* begin Data supplied *

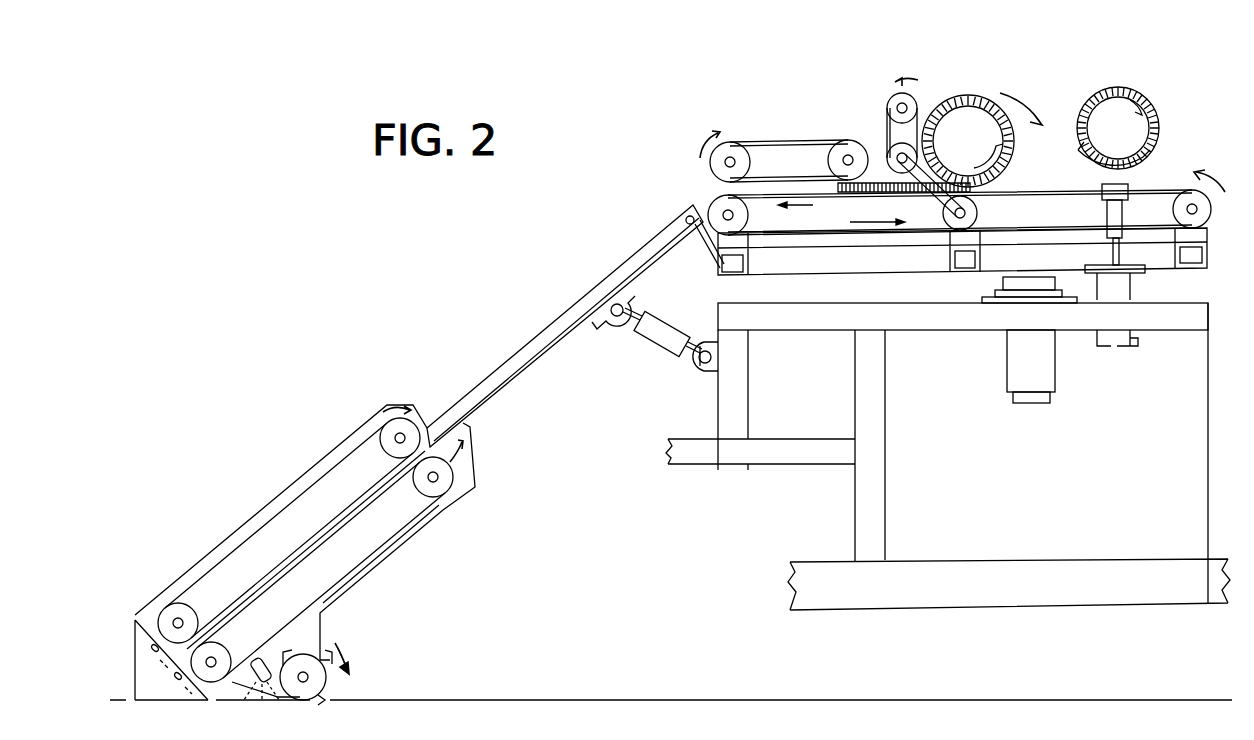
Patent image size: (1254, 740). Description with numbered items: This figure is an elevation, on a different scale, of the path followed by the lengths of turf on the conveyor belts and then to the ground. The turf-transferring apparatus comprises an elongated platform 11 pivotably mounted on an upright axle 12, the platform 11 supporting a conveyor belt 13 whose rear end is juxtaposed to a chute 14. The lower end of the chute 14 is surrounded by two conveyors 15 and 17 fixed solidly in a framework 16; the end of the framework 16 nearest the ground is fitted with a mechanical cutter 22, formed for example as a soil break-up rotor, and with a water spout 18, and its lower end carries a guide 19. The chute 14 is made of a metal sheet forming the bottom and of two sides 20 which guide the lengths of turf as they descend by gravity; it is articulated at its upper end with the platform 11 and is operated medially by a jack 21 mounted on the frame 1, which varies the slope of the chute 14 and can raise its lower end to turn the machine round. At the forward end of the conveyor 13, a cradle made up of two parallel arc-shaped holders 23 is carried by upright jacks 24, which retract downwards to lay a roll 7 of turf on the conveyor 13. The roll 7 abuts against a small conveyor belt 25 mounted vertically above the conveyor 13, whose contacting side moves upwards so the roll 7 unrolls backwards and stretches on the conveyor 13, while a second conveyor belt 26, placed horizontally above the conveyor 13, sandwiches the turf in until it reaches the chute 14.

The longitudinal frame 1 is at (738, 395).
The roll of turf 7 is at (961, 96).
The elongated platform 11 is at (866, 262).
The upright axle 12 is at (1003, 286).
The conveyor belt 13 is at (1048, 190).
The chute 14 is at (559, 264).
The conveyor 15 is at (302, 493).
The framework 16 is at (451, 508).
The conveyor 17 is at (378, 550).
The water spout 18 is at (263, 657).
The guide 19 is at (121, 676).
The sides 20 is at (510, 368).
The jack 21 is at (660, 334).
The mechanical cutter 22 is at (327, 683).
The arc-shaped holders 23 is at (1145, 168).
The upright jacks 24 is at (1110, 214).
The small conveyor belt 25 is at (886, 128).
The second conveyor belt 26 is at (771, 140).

* end Data supplied *
* begin Data supplied *

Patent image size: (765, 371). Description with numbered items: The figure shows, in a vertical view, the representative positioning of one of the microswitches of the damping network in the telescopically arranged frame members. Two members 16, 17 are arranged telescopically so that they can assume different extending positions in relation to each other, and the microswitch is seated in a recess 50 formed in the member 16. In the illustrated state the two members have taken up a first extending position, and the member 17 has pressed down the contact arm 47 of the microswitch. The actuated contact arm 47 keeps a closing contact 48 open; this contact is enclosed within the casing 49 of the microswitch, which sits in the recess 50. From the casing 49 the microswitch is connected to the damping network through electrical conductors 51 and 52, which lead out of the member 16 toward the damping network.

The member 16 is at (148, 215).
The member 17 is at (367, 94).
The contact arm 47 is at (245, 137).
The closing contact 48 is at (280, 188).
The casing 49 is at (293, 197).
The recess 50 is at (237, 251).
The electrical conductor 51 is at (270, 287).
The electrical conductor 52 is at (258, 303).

* end Data supplied *
* begin Data supplied *

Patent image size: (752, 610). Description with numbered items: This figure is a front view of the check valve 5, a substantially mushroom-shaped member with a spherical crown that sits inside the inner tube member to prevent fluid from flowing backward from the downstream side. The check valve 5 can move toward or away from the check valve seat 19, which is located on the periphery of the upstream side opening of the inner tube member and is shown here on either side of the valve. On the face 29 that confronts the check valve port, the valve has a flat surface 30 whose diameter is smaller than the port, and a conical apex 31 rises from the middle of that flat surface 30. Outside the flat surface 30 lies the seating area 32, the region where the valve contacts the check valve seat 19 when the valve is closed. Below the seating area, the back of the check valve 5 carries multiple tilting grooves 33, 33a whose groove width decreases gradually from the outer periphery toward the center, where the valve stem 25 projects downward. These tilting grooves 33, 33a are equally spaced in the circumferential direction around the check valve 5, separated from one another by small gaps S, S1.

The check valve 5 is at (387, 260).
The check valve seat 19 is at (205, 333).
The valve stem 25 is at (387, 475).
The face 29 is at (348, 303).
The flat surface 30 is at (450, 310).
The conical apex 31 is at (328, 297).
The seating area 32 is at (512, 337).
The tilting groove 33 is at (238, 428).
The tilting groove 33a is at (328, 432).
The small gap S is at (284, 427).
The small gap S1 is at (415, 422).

* end Data supplied *

Problem to solve ->
Copy out, word for word, the lines of the records from the one containing "Patent image size: (765, 371)." through the one containing "The electrical conductor 51 is at (270, 287).", both ends included.

Output of the exercise ->
Patent image size: (765, 371). Description with numbered items: The figure shows, in a vertical view, the representative positioning of one of the microswitches of the damping network in the telescopically arranged frame members. Two members 16, 17 are arranged telescopically so that they can assume different extending positions in relation to each other, and the microswitch is seated in a recess 50 formed in the member 16. In the illustrated state the two members have taken up a first extending position, and the member 17 has pressed down the contact arm 47 of the microswitch. The actuated contact arm 47 keeps a closing contact 48 open; this contact is enclosed within the casing 49 of the microswitch, which sits in the recess 50. From the casing 49 the microswitch is connected to the damping network through electrical conductors 51 and 52, which lead out of the member 16 toward the damping network.

The member 16 is at (148, 215).
The member 17 is at (367, 94).
The contact arm 47 is at (245, 137).
The closing contact 48 is at (280, 188).
The casing 49 is at (293, 197).
The recess 50 is at (237, 251).
The electrical conductor 51 is at (270, 287).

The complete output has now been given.